__EXERCISE TASK__: Pull every "protection" line out of the data below.

__RECORDS SHOWN__:
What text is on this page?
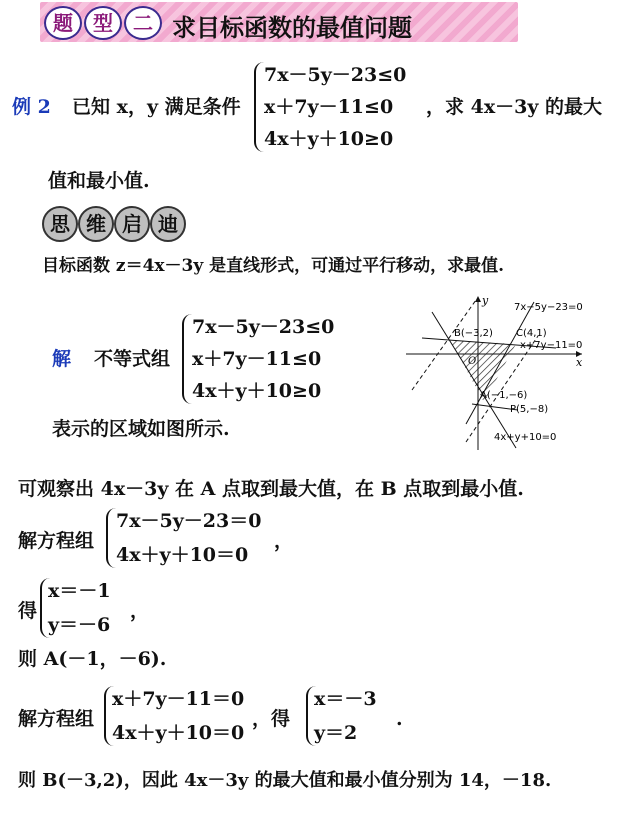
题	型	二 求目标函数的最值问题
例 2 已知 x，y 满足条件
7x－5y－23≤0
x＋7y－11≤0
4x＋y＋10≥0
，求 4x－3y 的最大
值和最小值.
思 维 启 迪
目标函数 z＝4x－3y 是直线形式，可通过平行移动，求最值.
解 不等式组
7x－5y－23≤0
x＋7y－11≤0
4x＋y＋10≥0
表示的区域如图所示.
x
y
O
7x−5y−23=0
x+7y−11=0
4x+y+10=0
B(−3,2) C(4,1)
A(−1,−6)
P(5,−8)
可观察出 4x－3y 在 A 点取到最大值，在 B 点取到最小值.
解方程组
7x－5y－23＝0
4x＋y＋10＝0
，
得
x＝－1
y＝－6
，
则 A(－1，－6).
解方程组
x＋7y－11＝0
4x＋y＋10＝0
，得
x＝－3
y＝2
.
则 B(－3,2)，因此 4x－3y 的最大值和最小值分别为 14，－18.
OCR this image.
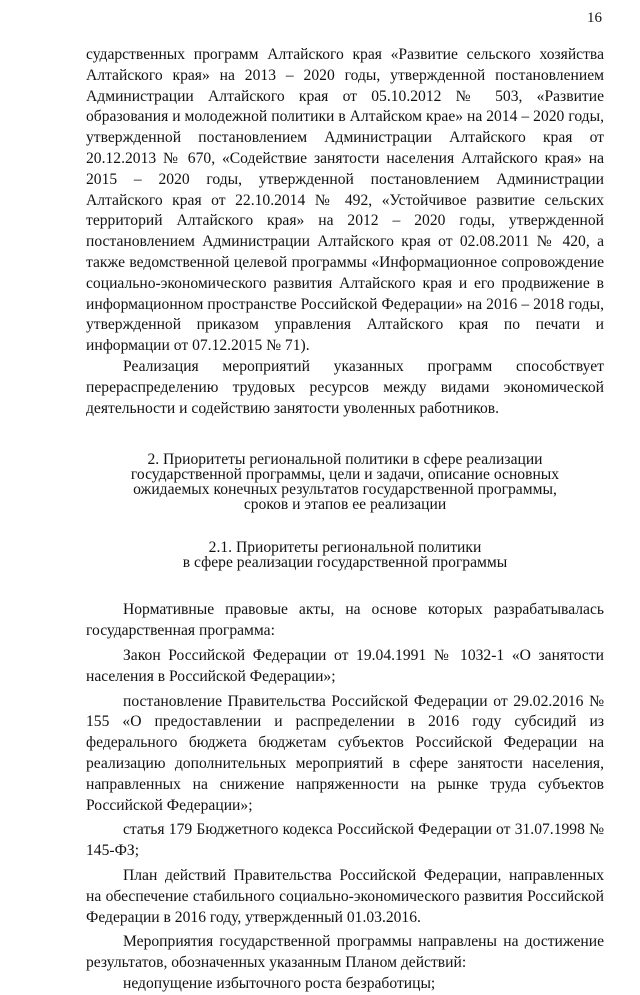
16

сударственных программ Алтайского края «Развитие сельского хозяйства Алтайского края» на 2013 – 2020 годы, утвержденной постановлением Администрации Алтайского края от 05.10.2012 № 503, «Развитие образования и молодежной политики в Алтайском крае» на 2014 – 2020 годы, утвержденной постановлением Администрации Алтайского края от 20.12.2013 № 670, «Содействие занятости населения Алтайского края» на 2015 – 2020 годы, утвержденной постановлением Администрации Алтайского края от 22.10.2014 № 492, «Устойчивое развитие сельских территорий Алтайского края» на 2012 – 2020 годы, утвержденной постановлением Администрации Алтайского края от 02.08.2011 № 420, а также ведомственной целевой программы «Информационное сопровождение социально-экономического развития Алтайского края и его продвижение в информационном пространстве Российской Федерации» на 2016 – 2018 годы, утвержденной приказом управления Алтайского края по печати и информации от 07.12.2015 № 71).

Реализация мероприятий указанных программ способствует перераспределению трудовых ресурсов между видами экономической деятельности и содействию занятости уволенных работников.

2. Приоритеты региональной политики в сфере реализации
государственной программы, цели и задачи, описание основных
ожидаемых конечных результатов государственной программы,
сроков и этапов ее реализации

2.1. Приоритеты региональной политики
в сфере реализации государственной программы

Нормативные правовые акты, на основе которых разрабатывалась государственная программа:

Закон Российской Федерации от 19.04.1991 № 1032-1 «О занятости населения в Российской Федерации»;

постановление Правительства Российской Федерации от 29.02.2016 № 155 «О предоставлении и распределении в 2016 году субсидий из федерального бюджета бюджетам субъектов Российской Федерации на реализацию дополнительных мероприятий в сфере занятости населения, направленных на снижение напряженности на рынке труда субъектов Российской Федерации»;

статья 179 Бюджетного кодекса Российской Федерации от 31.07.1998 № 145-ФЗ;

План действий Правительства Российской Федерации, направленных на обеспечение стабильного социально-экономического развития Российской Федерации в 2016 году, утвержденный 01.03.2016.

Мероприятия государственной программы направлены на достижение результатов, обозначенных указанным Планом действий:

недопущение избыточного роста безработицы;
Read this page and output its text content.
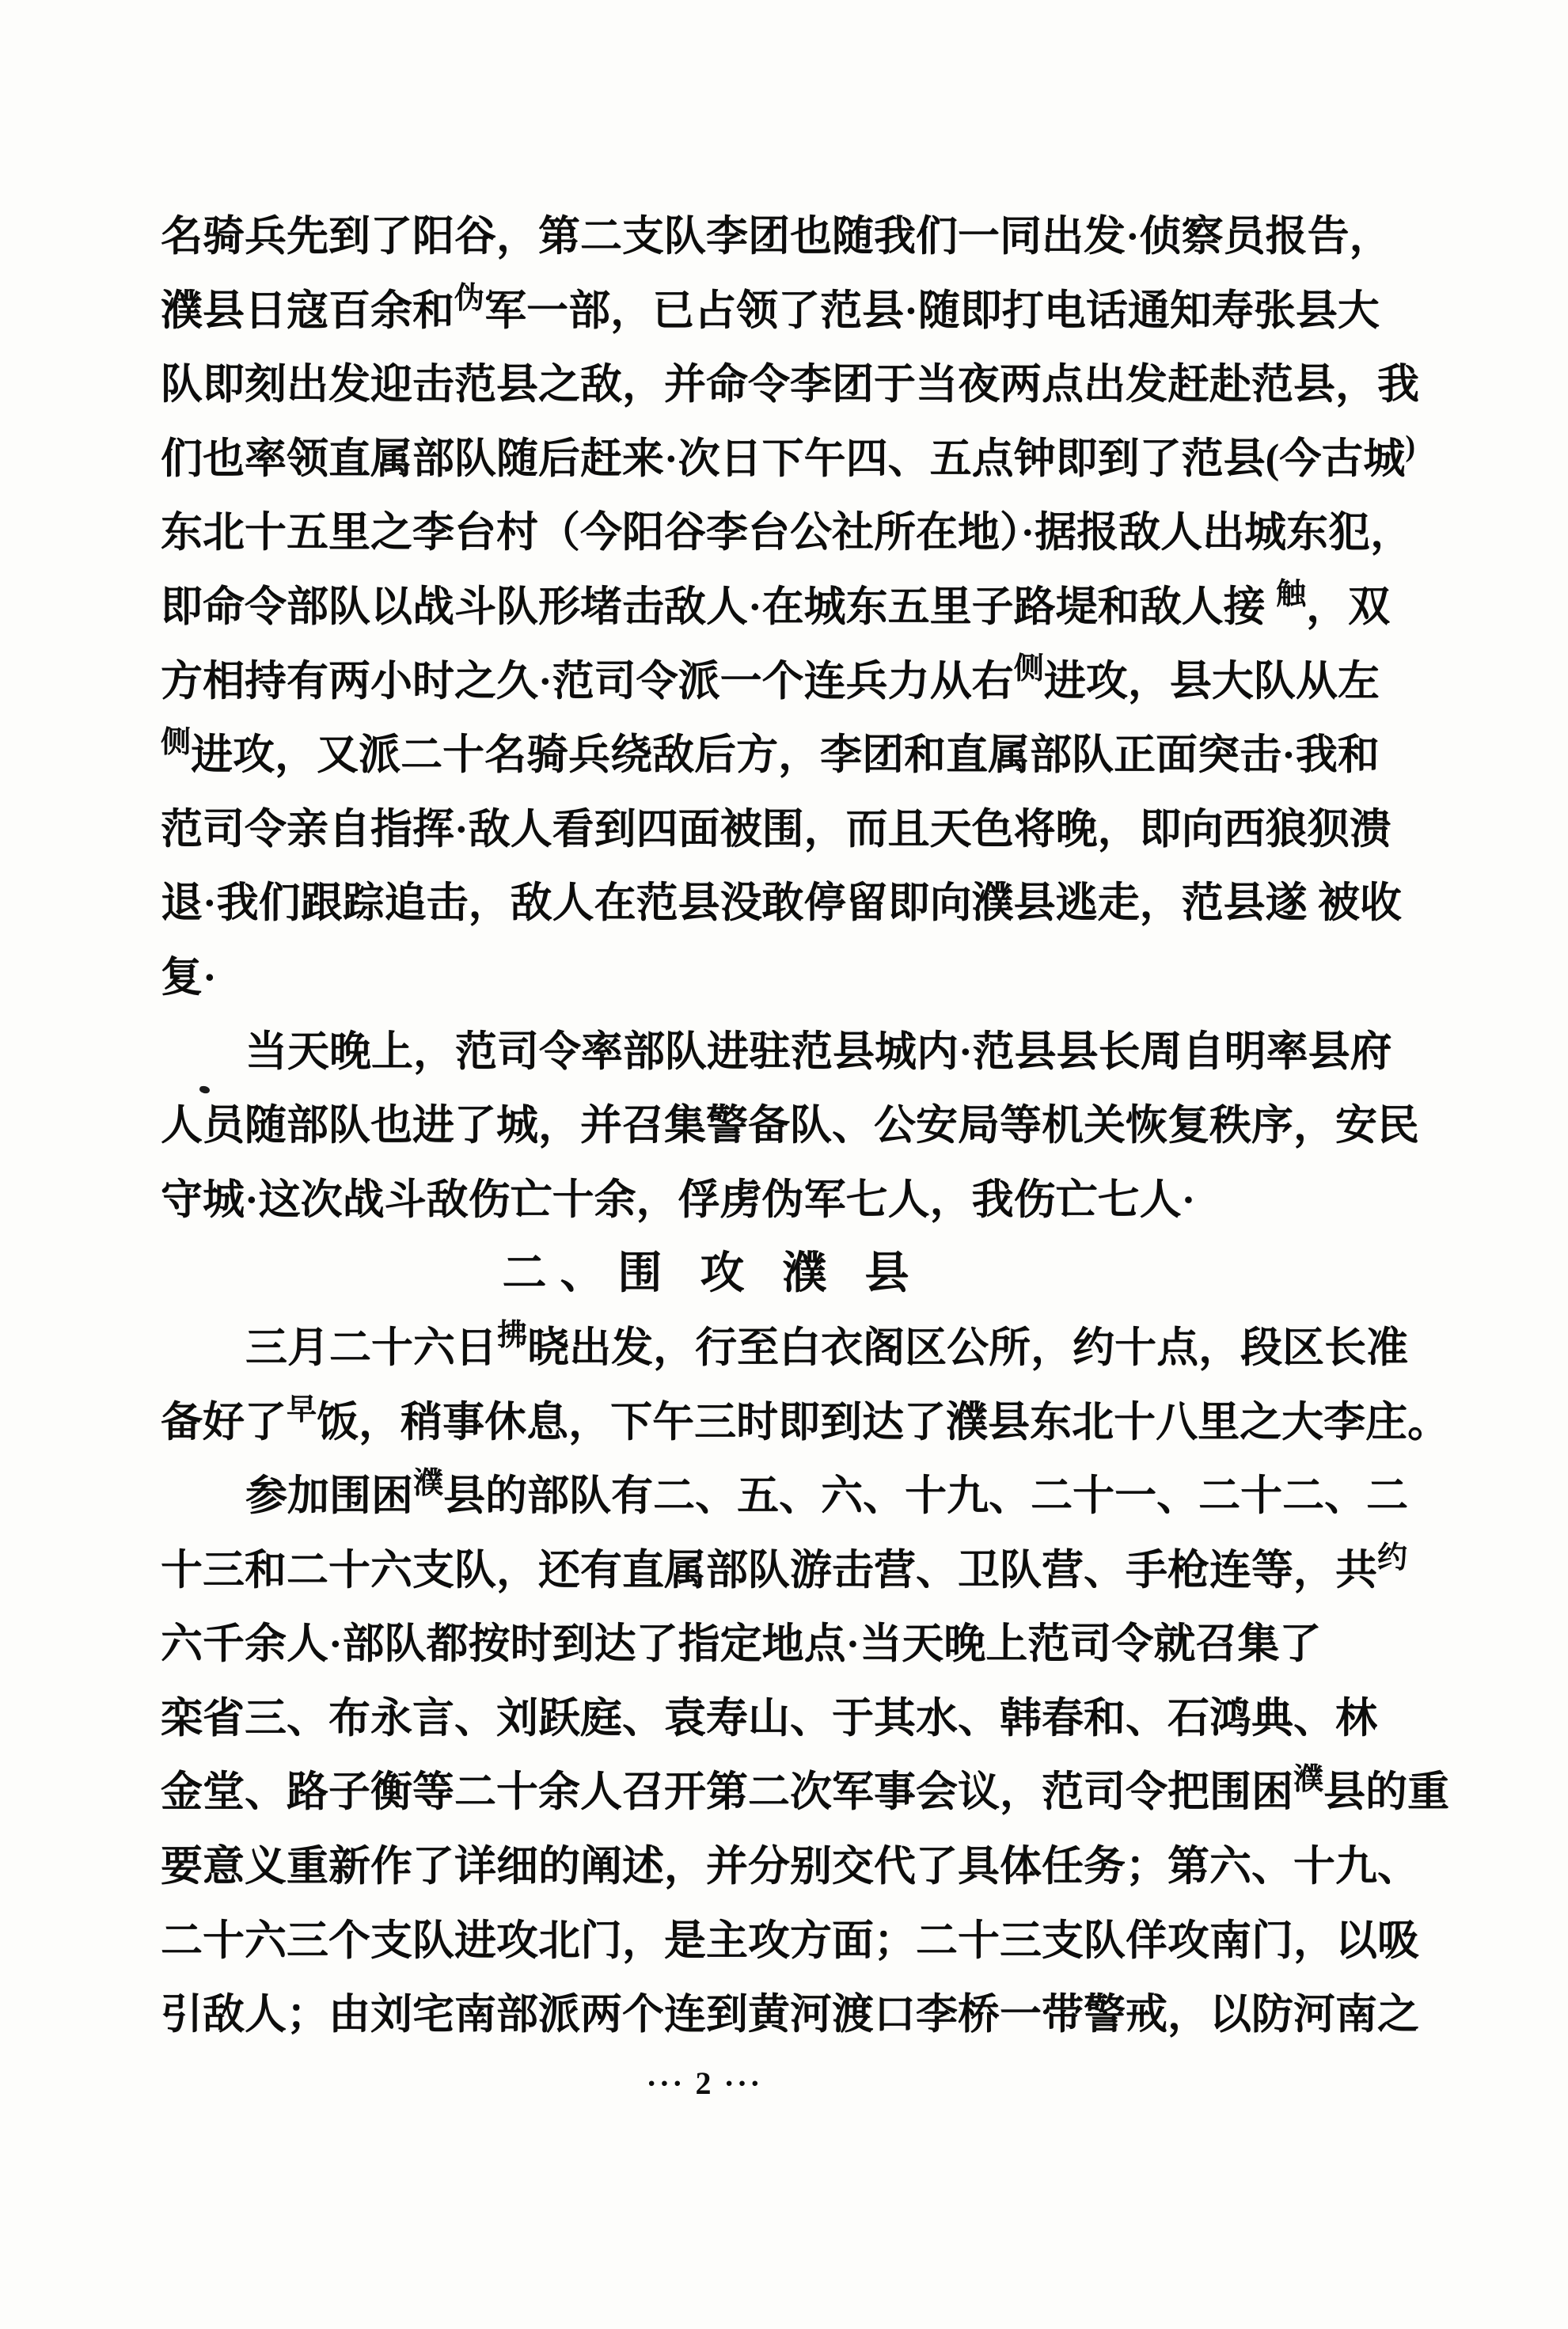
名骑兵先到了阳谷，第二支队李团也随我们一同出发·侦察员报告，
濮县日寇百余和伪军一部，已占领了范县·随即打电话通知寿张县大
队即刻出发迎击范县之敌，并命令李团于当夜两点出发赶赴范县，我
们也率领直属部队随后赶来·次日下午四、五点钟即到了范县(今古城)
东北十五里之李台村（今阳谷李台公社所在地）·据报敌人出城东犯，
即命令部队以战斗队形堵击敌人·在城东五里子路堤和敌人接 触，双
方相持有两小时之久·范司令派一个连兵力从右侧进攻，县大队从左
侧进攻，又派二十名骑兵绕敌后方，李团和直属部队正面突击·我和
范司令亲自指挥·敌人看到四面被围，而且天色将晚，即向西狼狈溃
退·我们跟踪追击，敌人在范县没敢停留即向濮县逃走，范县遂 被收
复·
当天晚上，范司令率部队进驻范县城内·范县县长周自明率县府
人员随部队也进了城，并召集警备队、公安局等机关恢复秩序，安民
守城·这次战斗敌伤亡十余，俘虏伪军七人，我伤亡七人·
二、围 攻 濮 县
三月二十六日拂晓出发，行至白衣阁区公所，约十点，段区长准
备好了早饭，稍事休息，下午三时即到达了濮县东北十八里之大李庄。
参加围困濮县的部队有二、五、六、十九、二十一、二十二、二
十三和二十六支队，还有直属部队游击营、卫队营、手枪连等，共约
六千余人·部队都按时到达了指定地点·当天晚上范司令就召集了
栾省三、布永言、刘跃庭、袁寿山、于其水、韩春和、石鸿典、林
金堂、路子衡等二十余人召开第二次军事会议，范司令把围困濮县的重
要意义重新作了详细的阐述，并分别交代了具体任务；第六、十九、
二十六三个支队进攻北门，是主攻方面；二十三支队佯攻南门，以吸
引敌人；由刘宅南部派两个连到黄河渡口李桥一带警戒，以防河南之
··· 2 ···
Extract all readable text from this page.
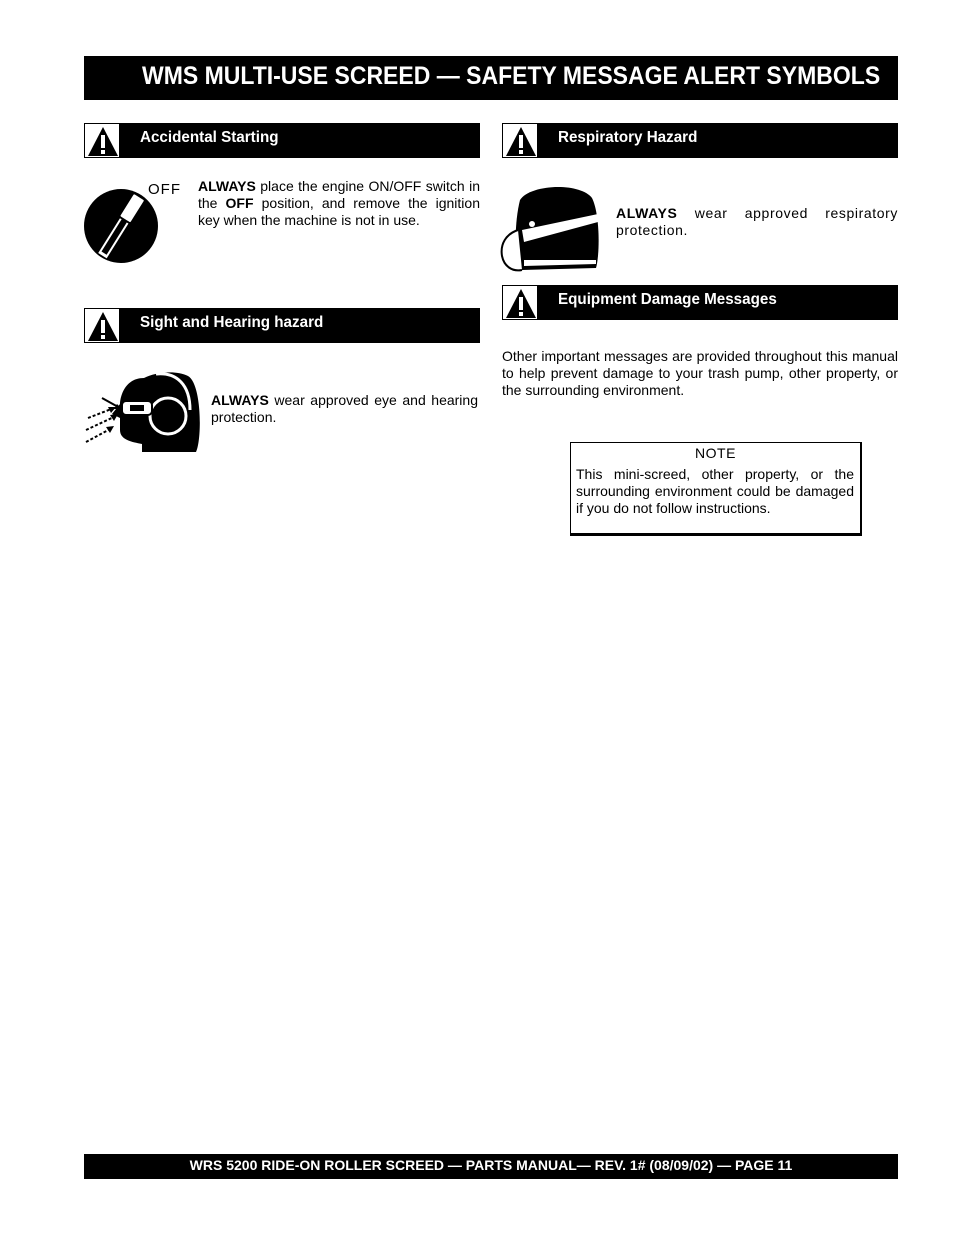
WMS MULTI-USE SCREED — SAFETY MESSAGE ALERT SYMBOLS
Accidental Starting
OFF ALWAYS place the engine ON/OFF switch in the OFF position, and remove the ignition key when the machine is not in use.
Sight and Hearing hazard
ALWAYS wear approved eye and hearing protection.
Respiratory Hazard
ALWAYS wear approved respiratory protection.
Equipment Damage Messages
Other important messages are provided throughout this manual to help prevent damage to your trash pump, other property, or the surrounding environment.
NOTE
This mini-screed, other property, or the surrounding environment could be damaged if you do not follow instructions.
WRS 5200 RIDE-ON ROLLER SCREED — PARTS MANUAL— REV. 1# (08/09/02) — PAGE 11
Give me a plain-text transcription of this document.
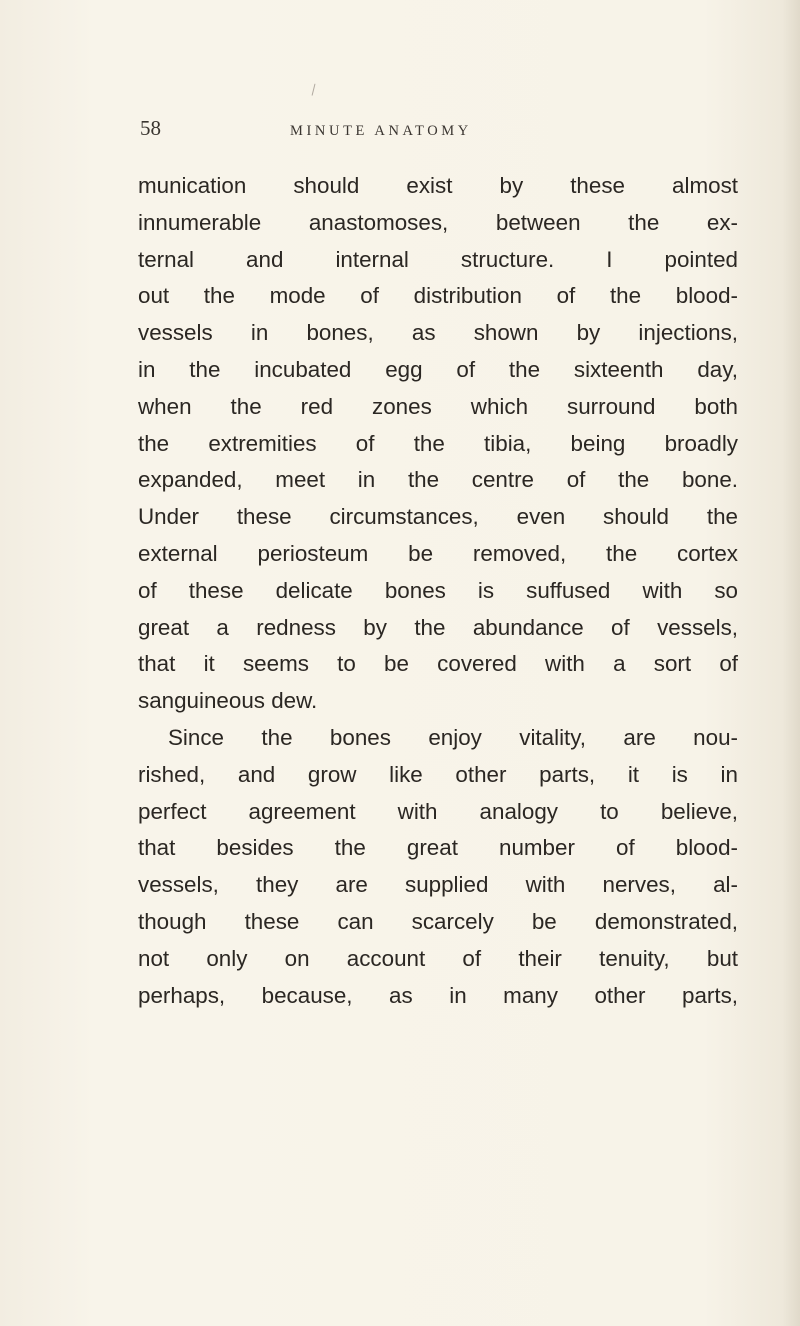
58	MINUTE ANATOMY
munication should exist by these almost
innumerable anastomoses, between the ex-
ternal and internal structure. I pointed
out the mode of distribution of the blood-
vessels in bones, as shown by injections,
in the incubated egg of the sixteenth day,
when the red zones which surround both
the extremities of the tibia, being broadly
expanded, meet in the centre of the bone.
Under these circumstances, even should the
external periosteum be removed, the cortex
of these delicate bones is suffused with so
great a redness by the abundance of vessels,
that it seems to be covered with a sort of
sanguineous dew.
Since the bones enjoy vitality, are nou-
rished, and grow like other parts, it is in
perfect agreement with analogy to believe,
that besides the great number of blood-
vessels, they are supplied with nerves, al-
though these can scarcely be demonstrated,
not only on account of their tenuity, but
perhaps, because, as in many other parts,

__ANSWER TO THIS PROBLEM__:
ALWAYS wear approved eye and hearing protection.
ALWAYS wear approved respiratory protection.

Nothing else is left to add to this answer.